### PROBLEM STATEMENT
Compile every line that includes the word "Nematodes".

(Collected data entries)
***

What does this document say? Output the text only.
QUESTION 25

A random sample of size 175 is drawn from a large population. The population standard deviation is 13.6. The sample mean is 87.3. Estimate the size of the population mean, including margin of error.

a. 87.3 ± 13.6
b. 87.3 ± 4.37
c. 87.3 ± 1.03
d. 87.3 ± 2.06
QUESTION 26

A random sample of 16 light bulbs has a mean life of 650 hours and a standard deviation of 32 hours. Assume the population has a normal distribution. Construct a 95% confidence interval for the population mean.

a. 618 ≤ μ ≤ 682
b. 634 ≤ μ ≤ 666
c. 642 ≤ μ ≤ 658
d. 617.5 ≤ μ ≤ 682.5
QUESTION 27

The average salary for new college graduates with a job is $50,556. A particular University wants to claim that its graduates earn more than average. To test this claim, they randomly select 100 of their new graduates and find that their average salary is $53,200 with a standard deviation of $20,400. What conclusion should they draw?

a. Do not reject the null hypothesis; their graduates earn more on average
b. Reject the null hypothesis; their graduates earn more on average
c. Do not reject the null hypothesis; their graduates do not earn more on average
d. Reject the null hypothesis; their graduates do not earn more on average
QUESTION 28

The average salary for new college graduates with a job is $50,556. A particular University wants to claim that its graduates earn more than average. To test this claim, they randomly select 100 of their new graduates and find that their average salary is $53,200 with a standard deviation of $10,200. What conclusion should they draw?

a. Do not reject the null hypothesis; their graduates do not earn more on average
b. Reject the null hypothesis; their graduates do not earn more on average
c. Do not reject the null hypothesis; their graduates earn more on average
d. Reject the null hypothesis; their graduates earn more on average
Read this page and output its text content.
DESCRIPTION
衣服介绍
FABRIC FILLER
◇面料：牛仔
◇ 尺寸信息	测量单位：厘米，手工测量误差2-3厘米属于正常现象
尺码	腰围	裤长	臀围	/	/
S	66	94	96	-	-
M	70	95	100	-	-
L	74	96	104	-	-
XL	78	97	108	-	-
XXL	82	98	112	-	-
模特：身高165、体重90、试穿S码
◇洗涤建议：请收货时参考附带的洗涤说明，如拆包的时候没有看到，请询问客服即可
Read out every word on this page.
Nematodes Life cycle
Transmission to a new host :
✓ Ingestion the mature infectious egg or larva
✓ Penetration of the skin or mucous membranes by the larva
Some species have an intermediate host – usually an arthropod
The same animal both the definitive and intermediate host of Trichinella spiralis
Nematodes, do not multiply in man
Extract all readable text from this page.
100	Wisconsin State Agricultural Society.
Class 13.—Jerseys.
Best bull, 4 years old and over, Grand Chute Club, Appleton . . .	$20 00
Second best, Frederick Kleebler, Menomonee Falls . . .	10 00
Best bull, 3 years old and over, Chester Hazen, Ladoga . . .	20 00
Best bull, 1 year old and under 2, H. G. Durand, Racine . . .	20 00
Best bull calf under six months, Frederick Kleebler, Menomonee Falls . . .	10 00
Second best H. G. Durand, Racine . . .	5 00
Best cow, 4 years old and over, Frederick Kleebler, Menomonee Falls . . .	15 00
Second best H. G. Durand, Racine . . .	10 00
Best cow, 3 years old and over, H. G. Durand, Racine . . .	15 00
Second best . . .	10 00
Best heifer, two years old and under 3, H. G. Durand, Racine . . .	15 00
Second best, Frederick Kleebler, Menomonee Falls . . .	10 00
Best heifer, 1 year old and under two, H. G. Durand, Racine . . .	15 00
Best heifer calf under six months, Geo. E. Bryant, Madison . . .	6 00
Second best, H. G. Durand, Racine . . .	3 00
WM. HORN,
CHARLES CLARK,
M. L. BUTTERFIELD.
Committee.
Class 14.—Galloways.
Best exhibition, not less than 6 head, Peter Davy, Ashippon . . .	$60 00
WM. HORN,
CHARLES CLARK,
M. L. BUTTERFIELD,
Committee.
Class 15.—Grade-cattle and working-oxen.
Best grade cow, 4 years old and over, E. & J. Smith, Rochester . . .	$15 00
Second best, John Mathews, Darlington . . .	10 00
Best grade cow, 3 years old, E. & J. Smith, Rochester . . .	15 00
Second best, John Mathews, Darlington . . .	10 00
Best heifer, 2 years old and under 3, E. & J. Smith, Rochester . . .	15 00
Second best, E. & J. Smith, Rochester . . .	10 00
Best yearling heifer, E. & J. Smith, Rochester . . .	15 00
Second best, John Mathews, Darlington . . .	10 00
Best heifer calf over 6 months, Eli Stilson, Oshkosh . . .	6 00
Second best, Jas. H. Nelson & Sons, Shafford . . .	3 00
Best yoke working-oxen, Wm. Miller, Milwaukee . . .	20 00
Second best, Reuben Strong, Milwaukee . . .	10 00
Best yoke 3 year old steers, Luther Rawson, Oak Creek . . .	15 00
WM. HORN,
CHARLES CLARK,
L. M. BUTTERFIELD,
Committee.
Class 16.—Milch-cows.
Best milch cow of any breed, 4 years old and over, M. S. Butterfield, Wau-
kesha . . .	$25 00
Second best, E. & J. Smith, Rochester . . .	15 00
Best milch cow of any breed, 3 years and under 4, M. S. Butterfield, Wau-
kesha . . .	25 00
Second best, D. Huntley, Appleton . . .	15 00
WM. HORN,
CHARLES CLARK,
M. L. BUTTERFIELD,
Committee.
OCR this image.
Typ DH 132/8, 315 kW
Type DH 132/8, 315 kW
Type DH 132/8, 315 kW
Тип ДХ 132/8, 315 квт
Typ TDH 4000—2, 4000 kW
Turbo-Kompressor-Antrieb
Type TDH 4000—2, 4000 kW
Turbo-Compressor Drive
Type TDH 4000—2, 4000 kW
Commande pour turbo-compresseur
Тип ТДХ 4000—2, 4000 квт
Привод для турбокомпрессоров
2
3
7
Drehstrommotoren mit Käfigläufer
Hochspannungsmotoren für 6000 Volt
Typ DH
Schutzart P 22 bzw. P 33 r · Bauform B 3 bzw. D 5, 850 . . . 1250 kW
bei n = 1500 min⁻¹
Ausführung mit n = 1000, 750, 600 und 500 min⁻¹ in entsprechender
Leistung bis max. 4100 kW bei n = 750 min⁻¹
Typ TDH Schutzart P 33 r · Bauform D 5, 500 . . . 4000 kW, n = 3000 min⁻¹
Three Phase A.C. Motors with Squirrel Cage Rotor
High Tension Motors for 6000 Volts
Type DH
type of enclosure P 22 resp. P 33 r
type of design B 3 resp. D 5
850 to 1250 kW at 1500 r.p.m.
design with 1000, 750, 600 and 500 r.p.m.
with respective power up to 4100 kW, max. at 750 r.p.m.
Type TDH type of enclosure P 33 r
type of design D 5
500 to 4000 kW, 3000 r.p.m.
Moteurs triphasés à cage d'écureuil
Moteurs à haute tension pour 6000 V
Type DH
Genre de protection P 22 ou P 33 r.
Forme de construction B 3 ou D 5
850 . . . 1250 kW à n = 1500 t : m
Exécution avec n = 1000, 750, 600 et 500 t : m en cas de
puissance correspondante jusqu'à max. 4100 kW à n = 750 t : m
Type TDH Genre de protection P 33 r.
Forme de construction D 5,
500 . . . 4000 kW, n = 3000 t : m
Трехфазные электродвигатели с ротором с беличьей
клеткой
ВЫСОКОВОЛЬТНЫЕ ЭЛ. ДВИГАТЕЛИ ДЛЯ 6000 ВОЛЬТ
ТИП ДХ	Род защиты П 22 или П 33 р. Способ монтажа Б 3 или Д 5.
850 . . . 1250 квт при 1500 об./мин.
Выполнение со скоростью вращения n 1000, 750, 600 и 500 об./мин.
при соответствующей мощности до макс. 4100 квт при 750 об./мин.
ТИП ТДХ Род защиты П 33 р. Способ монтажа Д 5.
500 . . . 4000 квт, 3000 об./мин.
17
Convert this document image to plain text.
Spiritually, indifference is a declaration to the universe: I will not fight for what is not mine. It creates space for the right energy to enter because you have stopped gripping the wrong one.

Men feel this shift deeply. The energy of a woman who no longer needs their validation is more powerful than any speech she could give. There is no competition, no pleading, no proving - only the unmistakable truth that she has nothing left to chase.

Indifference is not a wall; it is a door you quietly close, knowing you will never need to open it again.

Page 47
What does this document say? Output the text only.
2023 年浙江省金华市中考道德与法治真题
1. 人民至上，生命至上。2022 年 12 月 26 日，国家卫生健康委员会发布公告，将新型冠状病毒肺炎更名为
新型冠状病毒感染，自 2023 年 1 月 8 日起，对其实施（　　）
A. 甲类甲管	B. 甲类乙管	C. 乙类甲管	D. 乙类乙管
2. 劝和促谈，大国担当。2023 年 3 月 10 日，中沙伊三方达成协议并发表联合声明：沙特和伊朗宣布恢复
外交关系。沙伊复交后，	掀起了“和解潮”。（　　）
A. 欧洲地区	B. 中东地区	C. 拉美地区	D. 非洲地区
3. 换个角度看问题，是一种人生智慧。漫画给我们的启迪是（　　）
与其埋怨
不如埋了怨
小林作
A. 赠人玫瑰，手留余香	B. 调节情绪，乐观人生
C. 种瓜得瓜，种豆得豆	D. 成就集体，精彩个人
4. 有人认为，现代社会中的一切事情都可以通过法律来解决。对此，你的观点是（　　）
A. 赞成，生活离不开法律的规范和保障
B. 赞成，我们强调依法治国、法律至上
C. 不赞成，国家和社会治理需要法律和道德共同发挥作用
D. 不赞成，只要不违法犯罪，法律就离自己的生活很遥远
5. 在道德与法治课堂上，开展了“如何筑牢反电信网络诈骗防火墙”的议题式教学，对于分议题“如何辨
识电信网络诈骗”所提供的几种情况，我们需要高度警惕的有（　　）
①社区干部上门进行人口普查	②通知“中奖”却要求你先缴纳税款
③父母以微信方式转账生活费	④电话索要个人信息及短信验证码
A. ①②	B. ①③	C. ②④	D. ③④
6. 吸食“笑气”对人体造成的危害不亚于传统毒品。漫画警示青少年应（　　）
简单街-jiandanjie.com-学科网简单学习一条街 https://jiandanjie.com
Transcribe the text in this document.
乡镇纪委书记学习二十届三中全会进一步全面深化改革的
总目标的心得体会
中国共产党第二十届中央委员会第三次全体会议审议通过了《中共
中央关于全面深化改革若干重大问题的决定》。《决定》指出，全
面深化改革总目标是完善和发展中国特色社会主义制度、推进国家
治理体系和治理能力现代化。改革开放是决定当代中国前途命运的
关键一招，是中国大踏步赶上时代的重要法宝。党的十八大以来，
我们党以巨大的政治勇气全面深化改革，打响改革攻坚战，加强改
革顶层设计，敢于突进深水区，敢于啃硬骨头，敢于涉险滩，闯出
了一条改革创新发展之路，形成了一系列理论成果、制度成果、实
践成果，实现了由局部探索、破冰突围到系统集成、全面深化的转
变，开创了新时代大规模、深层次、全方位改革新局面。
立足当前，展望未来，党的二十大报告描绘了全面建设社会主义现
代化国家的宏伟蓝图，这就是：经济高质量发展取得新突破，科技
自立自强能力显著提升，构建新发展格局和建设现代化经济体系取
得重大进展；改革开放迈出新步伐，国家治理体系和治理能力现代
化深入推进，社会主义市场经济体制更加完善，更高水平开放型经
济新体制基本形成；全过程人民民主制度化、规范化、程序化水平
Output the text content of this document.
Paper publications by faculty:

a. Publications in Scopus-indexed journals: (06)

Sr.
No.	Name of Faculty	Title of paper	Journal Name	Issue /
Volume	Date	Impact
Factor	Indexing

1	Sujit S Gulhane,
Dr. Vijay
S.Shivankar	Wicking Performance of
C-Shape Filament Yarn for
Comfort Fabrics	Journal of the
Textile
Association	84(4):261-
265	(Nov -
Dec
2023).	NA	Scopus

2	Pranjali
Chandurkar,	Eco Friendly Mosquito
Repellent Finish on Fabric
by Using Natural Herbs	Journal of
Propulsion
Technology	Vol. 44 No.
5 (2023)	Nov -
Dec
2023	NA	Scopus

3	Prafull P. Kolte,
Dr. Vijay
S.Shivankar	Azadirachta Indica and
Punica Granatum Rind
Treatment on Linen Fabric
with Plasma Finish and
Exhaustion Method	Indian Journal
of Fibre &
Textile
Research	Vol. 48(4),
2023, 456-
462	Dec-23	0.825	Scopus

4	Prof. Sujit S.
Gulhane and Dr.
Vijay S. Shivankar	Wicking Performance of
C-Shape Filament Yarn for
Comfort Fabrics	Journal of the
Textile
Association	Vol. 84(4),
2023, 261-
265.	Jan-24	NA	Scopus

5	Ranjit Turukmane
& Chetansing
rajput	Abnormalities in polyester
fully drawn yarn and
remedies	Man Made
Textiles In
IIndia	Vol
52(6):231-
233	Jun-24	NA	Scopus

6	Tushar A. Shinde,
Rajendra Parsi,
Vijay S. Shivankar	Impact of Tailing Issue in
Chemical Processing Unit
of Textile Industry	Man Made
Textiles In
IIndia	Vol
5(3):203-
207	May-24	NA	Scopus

***

### COMPLETED TASK
Nematodes Life cycle
Nematodes, do not multiply in man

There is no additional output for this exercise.